— BEGIN —
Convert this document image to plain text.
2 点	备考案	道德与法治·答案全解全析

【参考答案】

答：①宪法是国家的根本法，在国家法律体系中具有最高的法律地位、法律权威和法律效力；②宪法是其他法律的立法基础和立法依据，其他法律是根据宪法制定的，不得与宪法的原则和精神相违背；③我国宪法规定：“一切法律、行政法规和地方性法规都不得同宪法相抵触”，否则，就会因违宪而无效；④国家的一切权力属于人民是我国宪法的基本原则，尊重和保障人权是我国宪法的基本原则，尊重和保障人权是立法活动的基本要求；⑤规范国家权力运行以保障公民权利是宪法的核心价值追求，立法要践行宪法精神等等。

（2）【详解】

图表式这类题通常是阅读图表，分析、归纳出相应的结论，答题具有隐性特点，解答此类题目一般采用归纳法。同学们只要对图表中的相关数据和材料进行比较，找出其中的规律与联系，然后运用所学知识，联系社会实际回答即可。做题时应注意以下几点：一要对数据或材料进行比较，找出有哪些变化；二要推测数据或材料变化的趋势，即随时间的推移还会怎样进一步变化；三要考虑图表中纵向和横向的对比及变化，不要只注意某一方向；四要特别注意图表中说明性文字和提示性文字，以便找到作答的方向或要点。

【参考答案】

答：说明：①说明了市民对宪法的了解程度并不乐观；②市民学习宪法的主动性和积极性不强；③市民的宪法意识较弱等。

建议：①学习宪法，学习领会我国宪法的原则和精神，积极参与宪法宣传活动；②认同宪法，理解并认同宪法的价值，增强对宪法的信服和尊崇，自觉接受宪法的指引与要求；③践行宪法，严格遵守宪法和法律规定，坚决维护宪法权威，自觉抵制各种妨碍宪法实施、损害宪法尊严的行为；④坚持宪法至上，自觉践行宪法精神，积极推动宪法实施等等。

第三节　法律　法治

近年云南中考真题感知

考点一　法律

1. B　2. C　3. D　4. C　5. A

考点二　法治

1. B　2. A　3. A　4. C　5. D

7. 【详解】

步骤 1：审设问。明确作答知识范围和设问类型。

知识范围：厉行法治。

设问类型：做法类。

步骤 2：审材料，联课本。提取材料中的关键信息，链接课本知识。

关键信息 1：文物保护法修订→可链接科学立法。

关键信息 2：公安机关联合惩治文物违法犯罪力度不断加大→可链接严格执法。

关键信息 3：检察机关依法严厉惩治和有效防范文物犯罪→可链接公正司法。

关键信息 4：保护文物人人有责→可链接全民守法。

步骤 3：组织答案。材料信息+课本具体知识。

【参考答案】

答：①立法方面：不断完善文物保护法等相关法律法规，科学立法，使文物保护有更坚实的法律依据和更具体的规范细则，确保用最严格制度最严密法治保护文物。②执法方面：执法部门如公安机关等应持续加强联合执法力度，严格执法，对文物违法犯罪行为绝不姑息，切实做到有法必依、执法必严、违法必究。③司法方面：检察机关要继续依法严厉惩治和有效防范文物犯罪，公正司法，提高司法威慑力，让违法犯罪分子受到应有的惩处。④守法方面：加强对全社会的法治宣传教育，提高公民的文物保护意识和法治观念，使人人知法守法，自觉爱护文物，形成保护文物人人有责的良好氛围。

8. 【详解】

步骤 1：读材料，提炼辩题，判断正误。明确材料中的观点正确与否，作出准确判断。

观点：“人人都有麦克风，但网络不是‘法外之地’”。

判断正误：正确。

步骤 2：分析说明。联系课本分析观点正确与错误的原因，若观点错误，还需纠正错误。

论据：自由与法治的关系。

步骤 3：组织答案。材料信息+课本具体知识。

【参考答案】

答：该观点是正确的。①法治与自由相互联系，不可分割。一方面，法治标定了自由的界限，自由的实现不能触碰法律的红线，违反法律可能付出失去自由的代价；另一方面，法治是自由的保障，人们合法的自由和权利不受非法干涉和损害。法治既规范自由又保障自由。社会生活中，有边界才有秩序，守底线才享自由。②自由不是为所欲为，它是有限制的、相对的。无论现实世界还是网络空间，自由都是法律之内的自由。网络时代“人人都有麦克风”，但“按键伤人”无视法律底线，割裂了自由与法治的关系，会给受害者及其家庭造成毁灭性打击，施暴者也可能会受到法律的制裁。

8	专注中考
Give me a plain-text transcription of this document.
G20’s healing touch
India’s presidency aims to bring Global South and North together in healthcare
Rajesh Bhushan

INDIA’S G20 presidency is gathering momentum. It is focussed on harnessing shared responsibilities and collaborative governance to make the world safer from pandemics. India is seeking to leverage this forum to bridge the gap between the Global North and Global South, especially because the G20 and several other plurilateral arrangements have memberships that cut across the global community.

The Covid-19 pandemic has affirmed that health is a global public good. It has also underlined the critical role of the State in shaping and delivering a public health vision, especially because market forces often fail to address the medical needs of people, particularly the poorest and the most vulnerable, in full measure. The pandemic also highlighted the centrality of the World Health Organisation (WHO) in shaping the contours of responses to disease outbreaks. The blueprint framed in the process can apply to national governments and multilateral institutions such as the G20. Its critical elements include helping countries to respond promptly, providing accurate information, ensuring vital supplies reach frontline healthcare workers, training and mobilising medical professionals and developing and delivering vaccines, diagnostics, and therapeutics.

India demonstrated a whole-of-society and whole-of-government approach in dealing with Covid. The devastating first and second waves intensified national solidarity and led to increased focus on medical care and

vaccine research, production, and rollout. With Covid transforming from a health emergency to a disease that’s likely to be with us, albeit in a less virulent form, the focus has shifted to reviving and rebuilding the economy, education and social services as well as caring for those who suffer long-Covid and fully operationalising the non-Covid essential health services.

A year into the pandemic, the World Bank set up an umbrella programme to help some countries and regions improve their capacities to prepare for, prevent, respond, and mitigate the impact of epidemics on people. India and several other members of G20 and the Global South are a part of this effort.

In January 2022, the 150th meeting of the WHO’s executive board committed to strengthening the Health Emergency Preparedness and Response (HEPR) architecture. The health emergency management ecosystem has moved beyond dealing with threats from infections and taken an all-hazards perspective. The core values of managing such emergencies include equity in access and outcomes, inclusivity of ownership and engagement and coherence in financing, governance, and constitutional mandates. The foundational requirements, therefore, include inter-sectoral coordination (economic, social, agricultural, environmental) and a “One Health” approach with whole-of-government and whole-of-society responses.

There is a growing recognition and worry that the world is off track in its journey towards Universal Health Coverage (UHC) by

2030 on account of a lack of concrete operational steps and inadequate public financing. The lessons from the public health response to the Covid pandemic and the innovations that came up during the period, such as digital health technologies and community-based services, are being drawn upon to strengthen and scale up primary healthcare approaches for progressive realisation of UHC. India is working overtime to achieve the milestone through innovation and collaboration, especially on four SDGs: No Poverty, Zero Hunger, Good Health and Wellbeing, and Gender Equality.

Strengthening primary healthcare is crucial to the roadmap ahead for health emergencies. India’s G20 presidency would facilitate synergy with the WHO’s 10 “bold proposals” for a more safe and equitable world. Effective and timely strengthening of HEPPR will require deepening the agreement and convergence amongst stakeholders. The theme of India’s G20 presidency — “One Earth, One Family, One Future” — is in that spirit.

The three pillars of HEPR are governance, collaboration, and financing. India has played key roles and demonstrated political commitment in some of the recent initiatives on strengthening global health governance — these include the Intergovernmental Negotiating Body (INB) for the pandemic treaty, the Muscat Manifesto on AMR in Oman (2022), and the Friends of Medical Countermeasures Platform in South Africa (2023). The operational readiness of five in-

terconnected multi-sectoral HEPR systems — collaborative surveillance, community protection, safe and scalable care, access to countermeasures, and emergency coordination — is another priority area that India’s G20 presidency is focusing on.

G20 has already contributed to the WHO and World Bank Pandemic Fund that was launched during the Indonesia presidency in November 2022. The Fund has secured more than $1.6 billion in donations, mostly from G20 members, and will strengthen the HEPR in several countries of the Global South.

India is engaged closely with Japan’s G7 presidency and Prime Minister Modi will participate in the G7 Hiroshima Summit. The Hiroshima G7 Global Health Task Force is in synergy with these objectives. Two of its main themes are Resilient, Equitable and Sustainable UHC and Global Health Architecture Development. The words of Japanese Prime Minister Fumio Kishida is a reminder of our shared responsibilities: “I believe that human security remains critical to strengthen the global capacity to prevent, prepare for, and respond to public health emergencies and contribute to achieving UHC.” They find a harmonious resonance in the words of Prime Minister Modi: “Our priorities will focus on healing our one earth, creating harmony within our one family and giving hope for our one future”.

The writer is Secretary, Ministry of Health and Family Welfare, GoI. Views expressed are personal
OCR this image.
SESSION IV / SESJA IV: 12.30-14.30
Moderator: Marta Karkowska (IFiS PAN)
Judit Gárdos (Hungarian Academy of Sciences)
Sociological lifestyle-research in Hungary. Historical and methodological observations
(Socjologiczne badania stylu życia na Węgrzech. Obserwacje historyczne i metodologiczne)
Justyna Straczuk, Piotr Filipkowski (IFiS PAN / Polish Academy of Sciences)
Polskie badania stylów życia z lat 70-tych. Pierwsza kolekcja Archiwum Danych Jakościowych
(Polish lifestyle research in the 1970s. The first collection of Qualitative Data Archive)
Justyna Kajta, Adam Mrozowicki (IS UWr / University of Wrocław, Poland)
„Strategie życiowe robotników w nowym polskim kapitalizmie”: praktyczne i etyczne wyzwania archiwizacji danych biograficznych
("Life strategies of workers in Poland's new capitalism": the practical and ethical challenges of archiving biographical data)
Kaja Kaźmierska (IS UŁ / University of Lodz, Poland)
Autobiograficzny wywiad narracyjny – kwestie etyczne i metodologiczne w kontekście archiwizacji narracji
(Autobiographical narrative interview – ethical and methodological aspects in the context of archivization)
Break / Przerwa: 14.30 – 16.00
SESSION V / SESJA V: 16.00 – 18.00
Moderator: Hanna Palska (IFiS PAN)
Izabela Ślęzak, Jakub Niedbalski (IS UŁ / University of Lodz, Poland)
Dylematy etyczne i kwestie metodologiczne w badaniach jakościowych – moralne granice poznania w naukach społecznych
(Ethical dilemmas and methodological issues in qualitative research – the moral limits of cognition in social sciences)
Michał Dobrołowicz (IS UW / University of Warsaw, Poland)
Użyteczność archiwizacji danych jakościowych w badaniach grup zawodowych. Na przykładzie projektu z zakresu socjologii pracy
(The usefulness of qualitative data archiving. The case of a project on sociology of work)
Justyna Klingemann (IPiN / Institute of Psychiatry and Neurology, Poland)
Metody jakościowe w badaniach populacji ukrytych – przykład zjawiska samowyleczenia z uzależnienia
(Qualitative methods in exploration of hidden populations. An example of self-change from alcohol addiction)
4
— END —
*STATED GOAL*
Filter the entries and copy out every line with the word "IFiS".

*EXERCISE ANSWER*
Moderator: Marta Karkowska (IFiS PAN)
Justyna Straczuk, Piotr Filipkowski (IFiS PAN / Polish Academy of Sciences)
Moderator: Hanna Palska (IFiS PAN)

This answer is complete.